__AVAILABLE RECORDS__:

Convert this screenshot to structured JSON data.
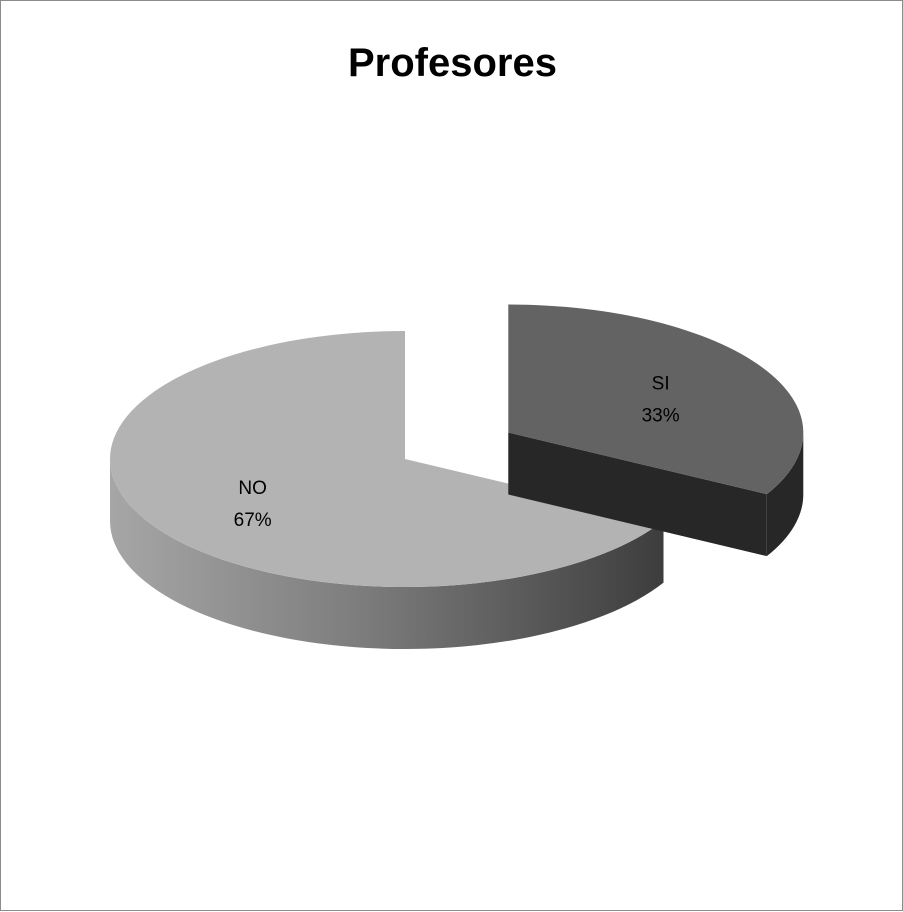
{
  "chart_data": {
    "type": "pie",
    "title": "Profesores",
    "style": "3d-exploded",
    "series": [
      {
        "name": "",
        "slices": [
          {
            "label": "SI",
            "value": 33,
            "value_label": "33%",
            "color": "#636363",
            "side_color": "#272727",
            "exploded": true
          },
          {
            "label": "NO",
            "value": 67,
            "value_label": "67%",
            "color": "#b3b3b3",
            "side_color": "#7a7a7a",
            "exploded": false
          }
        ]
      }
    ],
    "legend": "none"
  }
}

__PROBLEM STATEMENT__: Without the pictures, write out all of the material exactly.

__WRITTEN REPLY__:
Convert this screenshot to structured JSON data.
{
  "chart_data": {
    "type": "pie",
    "title": "Profesores",
    "style": "3d-exploded",
    "series": [
      {
        "name": "",
        "slices": [
          {
            "label": "SI",
            "value": 33,
            "value_label": "33%",
            "color": "#636363",
            "side_color": "#272727",
            "exploded": true
          },
          {
            "label": "NO",
            "value": 67,
            "value_label": "67%",
            "color": "#b3b3b3",
            "side_color": "#7a7a7a",
            "exploded": false
          }
        ]
      }
    ],
    "legend": "none"
  }
}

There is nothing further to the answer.